Task -
Word for word, restate every line of the listing that follows.

Exercise materials -

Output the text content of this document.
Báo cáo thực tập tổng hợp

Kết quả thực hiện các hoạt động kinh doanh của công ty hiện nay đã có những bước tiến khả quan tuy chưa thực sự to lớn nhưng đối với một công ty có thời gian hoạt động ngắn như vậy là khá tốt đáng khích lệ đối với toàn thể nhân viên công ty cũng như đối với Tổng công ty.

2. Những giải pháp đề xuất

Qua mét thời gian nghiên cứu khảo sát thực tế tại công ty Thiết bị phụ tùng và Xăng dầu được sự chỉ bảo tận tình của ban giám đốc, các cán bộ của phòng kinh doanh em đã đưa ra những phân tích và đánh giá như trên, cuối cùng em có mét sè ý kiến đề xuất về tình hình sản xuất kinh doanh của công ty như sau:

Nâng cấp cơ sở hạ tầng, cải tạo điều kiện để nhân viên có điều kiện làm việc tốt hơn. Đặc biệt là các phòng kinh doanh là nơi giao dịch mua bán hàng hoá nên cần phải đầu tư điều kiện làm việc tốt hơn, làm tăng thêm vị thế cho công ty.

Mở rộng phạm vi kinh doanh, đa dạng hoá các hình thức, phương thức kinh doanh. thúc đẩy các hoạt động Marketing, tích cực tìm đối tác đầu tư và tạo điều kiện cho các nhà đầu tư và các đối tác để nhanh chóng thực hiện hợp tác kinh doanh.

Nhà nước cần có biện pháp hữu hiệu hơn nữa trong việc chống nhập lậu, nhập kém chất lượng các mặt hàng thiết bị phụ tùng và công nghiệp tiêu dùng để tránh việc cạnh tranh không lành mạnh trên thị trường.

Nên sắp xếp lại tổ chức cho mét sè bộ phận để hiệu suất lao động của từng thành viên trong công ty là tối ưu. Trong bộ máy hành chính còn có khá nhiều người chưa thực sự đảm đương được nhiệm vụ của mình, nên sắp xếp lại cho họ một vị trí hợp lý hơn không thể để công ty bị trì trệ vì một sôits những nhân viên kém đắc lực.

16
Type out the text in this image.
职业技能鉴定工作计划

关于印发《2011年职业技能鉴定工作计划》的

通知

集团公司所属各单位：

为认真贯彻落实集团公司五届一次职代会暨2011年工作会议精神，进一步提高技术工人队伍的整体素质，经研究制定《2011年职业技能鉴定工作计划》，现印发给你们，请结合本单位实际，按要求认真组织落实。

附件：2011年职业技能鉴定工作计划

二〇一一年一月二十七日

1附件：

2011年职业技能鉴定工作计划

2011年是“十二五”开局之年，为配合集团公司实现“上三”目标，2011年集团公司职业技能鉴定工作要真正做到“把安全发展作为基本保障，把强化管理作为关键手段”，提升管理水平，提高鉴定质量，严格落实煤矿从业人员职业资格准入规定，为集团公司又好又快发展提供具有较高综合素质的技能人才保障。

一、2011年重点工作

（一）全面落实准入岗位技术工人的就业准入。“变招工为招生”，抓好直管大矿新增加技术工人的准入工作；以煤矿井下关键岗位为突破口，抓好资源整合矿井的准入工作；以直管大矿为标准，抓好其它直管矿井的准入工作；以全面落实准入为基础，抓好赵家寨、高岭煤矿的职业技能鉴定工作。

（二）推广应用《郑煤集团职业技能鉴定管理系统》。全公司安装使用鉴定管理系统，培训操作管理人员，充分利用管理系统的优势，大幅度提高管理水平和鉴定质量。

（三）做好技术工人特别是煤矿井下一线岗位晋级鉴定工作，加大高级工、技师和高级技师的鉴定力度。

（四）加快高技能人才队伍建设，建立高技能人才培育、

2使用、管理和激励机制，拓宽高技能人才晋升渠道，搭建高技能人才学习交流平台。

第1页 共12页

Output -
Output the text content of this document.
Báo cáo thực tập tổng hợp

Kết quả thực hiện các hoạt động kinh doanh của công ty hiện nay đã có những bước tiến khả quan tuy chưa thực sự to lớn nhưng đối với một công ty có thời gian hoạt động ngắn như vậy là khá tốt đáng khích lệ đối với toàn thể nhân viên công ty cũng như đối với Tổng công ty.

2. Những giải pháp đề xuất

Qua mét thời gian nghiên cứu khảo sát thực tế tại công ty Thiết bị phụ tùng và Xăng dầu được sự chỉ bảo tận tình của ban giám đốc, các cán bộ của phòng kinh doanh em đã đưa ra những phân tích và đánh giá như trên, cuối cùng em có mét sè ý kiến đề xuất về tình hình sản xuất kinh doanh của công ty như sau:

Nâng cấp cơ sở hạ tầng, cải tạo điều kiện để nhân viên có điều kiện làm việc tốt hơn. Đặc biệt là các phòng kinh doanh là nơi giao dịch mua bán hàng hoá nên cần phải đầu tư điều kiện làm việc tốt hơn, làm tăng thêm vị thế cho công ty.

Mở rộng phạm vi kinh doanh, đa dạng hoá các hình thức, phương thức kinh doanh. thúc đẩy các hoạt động Marketing, tích cực tìm đối tác đầu tư và tạo điều kiện cho các nhà đầu tư và các đối tác để nhanh chóng thực hiện hợp tác kinh doanh.

Nhà nước cần có biện pháp hữu hiệu hơn nữa trong việc chống nhập lậu, nhập kém chất lượng các mặt hàng thiết bị phụ tùng và công nghiệp tiêu dùng để tránh việc cạnh tranh không lành mạnh trên thị trường.

Nên sắp xếp lại tổ chức cho mét sè bộ phận để hiệu suất lao động của từng thành viên trong công ty là tối ưu. Trong bộ máy hành chính còn có khá nhiều người chưa thực sự đảm đương được nhiệm vụ của mình, nên sắp xếp lại cho họ một vị trí hợp lý hơn không thể để công ty bị trì trệ vì một sôits những nhân viên kém đắc lực.

16
Type out the text in this image.
职业技能鉴定工作计划

关于印发《2011年职业技能鉴定工作计划》的

通知

集团公司所属各单位：

为认真贯彻落实集团公司五届一次职代会暨2011年工作会议精神，进一步提高技术工人队伍的整体素质，经研究制定《2011年职业技能鉴定工作计划》，现印发给你们，请结合本单位实际，按要求认真组织落实。

附件：2011年职业技能鉴定工作计划

二〇一一年一月二十七日

1附件：

2011年职业技能鉴定工作计划

2011年是“十二五”开局之年，为配合集团公司实现“上三”目标，2011年集团公司职业技能鉴定工作要真正做到“把安全发展作为基本保障，把强化管理作为关键手段”，提升管理水平，提高鉴定质量，严格落实煤矿从业人员职业资格准入规定，为集团公司又好又快发展提供具有较高综合素质的技能人才保障。

一、2011年重点工作

（一）全面落实准入岗位技术工人的就业准入。“变招工为招生”，抓好直管大矿新增加技术工人的准入工作；以煤矿井下关键岗位为突破口，抓好资源整合矿井的准入工作；以直管大矿为标准，抓好其它直管矿井的准入工作；以全面落实准入为基础，抓好赵家寨、高岭煤矿的职业技能鉴定工作。

（二）推广应用《郑煤集团职业技能鉴定管理系统》。全公司安装使用鉴定管理系统，培训操作管理人员，充分利用管理系统的优势，大幅度提高管理水平和鉴定质量。

（三）做好技术工人特别是煤矿井下一线岗位晋级鉴定工作，加大高级工、技师和高级技师的鉴定力度。

（四）加快高技能人才队伍建设，建立高技能人才培育、

2使用、管理和激励机制，拓宽高技能人才晋升渠道，搭建高技能人才学习交流平台。

第1页 共12页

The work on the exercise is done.